- [Do this]
Filter the entries below, keeping every line that has the word "Approved".

--- START ---

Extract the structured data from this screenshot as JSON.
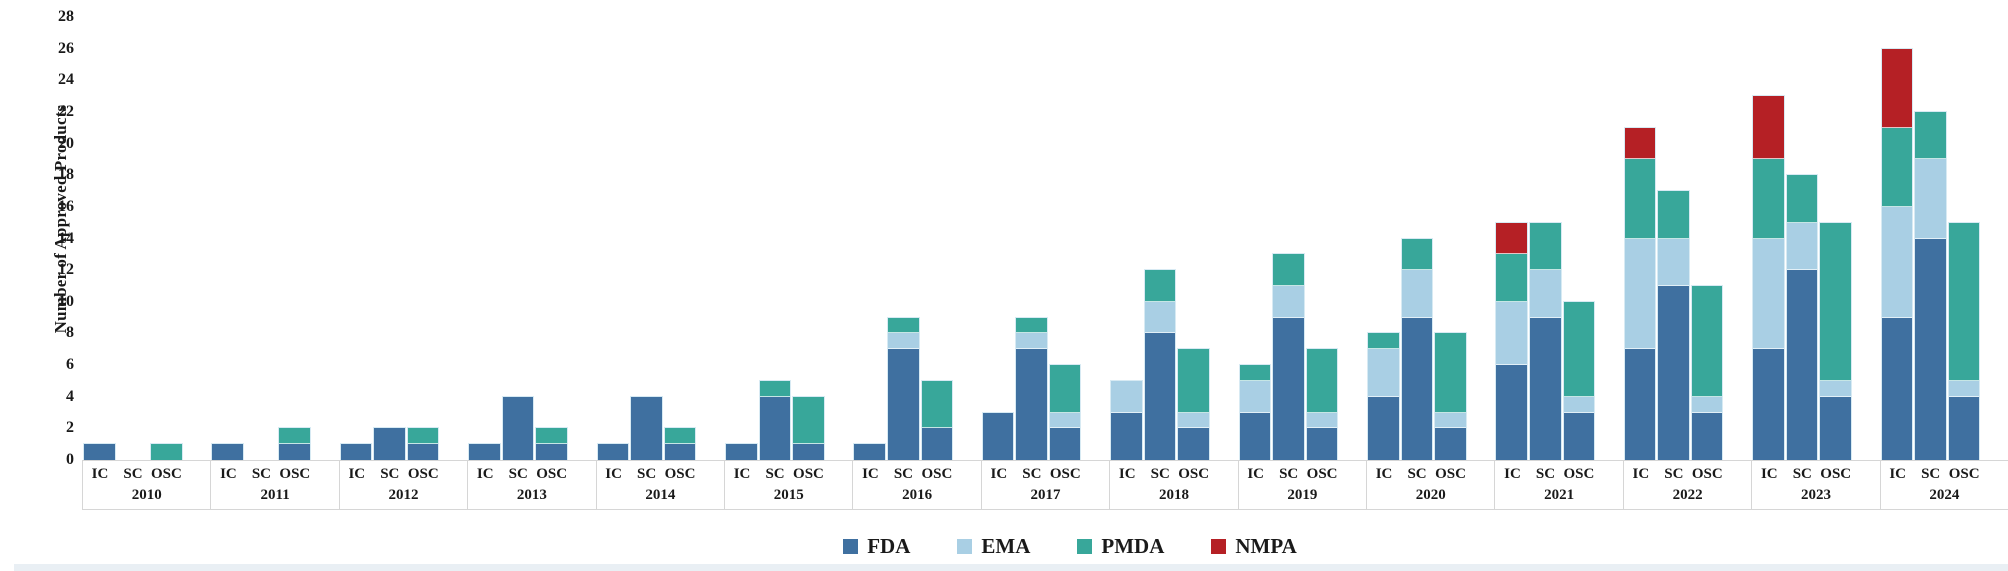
{
  "y_axis": {
    "title": "Number of Approved Products",
    "tick_labels": [
      "0",
      "2",
      "4",
      "6",
      "8",
      "10",
      "12",
      "14",
      "16",
      "18",
      "20",
      "22",
      "24",
      "26",
      "28"
    ]
  },
  "legend": {
    "entries": [
      {
        "label": "FDA",
        "color": "#3f70a0"
      },
      {
        "label": "EMA",
        "color": "#a9cfe4"
      },
      {
        "label": "PMDA",
        "color": "#38a79a"
      },
      {
        "label": "NMPA",
        "color": "#b52025"
      }
    ]
  },
  "chart_data": {
    "type": "bar",
    "stacked": true,
    "title": "",
    "xlabel": "",
    "ylabel": "Number of Approved Products",
    "ylim": [
      0,
      28
    ],
    "ytick_step": 2,
    "yticks": [
      0,
      2,
      4,
      6,
      8,
      10,
      12,
      14,
      16,
      18,
      20,
      22,
      24,
      26,
      28
    ],
    "grid": false,
    "legend_position": "bottom",
    "sub_categories": [
      "IC",
      "SC",
      "OSC"
    ],
    "series_names": [
      "FDA",
      "EMA",
      "PMDA",
      "NMPA"
    ],
    "colors": {
      "FDA": "#3f70a0",
      "EMA": "#a9cfe4",
      "PMDA": "#38a79a",
      "NMPA": "#b52025"
    },
    "years": [
      {
        "label": "2010",
        "IC": [
          [
            "FDA",
            1
          ]
        ],
        "SC": [],
        "OSC": [
          [
            "PMDA",
            1
          ]
        ]
      },
      {
        "label": "2011",
        "IC": [
          [
            "FDA",
            1
          ]
        ],
        "SC": [],
        "OSC": [
          [
            "FDA",
            1
          ],
          [
            "PMDA",
            1
          ]
        ]
      },
      {
        "label": "2012",
        "IC": [
          [
            "FDA",
            1
          ]
        ],
        "SC": [
          [
            "FDA",
            2
          ]
        ],
        "OSC": [
          [
            "FDA",
            1
          ],
          [
            "PMDA",
            1
          ]
        ]
      },
      {
        "label": "2013",
        "IC": [
          [
            "FDA",
            1
          ]
        ],
        "SC": [
          [
            "FDA",
            4
          ]
        ],
        "OSC": [
          [
            "FDA",
            1
          ],
          [
            "PMDA",
            1
          ]
        ]
      },
      {
        "label": "2014",
        "IC": [
          [
            "FDA",
            1
          ]
        ],
        "SC": [
          [
            "FDA",
            4
          ]
        ],
        "OSC": [
          [
            "FDA",
            1
          ],
          [
            "PMDA",
            1
          ]
        ]
      },
      {
        "label": "2015",
        "IC": [
          [
            "FDA",
            1
          ]
        ],
        "SC": [
          [
            "FDA",
            4
          ],
          [
            "PMDA",
            1
          ]
        ],
        "OSC": [
          [
            "FDA",
            1
          ],
          [
            "PMDA",
            3
          ]
        ]
      },
      {
        "label": "2016",
        "IC": [
          [
            "FDA",
            1
          ]
        ],
        "SC": [
          [
            "FDA",
            7
          ],
          [
            "EMA",
            1
          ],
          [
            "PMDA",
            1
          ]
        ],
        "OSC": [
          [
            "FDA",
            2
          ],
          [
            "PMDA",
            3
          ]
        ]
      },
      {
        "label": "2017",
        "IC": [
          [
            "FDA",
            3
          ]
        ],
        "SC": [
          [
            "FDA",
            7
          ],
          [
            "EMA",
            1
          ],
          [
            "PMDA",
            1
          ]
        ],
        "OSC": [
          [
            "FDA",
            2
          ],
          [
            "EMA",
            1
          ],
          [
            "PMDA",
            3
          ]
        ]
      },
      {
        "label": "2018",
        "IC": [
          [
            "FDA",
            3
          ],
          [
            "EMA",
            2
          ]
        ],
        "SC": [
          [
            "FDA",
            8
          ],
          [
            "EMA",
            2
          ],
          [
            "PMDA",
            2
          ]
        ],
        "OSC": [
          [
            "FDA",
            2
          ],
          [
            "EMA",
            1
          ],
          [
            "PMDA",
            4
          ]
        ]
      },
      {
        "label": "2019",
        "IC": [
          [
            "FDA",
            3
          ],
          [
            "EMA",
            2
          ],
          [
            "PMDA",
            1
          ]
        ],
        "SC": [
          [
            "FDA",
            9
          ],
          [
            "EMA",
            2
          ],
          [
            "PMDA",
            2
          ]
        ],
        "OSC": [
          [
            "FDA",
            2
          ],
          [
            "EMA",
            1
          ],
          [
            "PMDA",
            4
          ]
        ]
      },
      {
        "label": "2020",
        "IC": [
          [
            "FDA",
            4
          ],
          [
            "EMA",
            3
          ],
          [
            "PMDA",
            1
          ]
        ],
        "SC": [
          [
            "FDA",
            9
          ],
          [
            "EMA",
            3
          ],
          [
            "PMDA",
            2
          ]
        ],
        "OSC": [
          [
            "FDA",
            2
          ],
          [
            "EMA",
            1
          ],
          [
            "PMDA",
            5
          ]
        ]
      },
      {
        "label": "2021",
        "IC": [
          [
            "FDA",
            6
          ],
          [
            "EMA",
            4
          ],
          [
            "PMDA",
            3
          ],
          [
            "NMPA",
            2
          ]
        ],
        "SC": [
          [
            "FDA",
            9
          ],
          [
            "EMA",
            3
          ],
          [
            "PMDA",
            3
          ]
        ],
        "OSC": [
          [
            "FDA",
            3
          ],
          [
            "EMA",
            1
          ],
          [
            "PMDA",
            6
          ]
        ]
      },
      {
        "label": "2022",
        "IC": [
          [
            "FDA",
            7
          ],
          [
            "EMA",
            7
          ],
          [
            "PMDA",
            5
          ],
          [
            "NMPA",
            2
          ]
        ],
        "SC": [
          [
            "FDA",
            11
          ],
          [
            "EMA",
            3
          ],
          [
            "PMDA",
            3
          ]
        ],
        "OSC": [
          [
            "FDA",
            3
          ],
          [
            "EMA",
            1
          ],
          [
            "PMDA",
            7
          ]
        ]
      },
      {
        "label": "2023",
        "IC": [
          [
            "FDA",
            7
          ],
          [
            "EMA",
            7
          ],
          [
            "PMDA",
            5
          ],
          [
            "NMPA",
            4
          ]
        ],
        "SC": [
          [
            "FDA",
            12
          ],
          [
            "EMA",
            3
          ],
          [
            "PMDA",
            3
          ]
        ],
        "OSC": [
          [
            "FDA",
            4
          ],
          [
            "EMA",
            1
          ],
          [
            "PMDA",
            10
          ]
        ]
      },
      {
        "label": "2024",
        "IC": [
          [
            "FDA",
            9
          ],
          [
            "EMA",
            7
          ],
          [
            "PMDA",
            5
          ],
          [
            "NMPA",
            5
          ]
        ],
        "SC": [
          [
            "FDA",
            14
          ],
          [
            "EMA",
            5
          ],
          [
            "PMDA",
            3
          ]
        ],
        "OSC": [
          [
            "FDA",
            4
          ],
          [
            "EMA",
            1
          ],
          [
            "PMDA",
            10
          ]
        ]
      }
    ]
  }
}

--- END ---

- [Solution for this exercise]
    "title": "Number of Approved Products",
    "ylabel": "Number of Approved Products",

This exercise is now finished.